>> Begin

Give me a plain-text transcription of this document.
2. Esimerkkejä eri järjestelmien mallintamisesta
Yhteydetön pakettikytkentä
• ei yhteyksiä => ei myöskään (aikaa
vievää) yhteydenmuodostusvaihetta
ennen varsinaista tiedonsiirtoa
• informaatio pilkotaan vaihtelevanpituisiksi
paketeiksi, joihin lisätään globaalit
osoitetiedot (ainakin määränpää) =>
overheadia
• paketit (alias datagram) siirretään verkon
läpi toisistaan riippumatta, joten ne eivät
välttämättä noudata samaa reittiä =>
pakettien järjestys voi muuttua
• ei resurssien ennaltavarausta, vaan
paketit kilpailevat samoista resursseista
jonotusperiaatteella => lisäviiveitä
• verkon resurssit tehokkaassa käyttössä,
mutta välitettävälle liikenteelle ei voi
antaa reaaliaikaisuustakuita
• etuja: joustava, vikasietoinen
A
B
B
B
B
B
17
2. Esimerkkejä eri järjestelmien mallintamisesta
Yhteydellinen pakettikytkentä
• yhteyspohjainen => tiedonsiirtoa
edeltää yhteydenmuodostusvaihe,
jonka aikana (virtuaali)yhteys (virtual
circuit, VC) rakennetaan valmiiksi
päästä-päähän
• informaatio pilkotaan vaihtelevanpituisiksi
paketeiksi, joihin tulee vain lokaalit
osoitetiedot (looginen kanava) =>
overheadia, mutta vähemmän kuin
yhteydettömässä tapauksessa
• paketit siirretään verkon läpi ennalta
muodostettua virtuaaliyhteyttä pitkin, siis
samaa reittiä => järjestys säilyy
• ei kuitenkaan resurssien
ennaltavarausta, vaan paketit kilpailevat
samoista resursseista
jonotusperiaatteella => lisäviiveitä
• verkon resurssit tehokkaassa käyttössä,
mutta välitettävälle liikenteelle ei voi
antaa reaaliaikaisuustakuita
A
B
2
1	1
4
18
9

>> End

_Description of the task:_ From the records above, pick out and copy each line holding the word "resurssien".

_Finished task:_
• ei resurssien ennaltavarausta, vaan
• ei kuitenkaan resurssien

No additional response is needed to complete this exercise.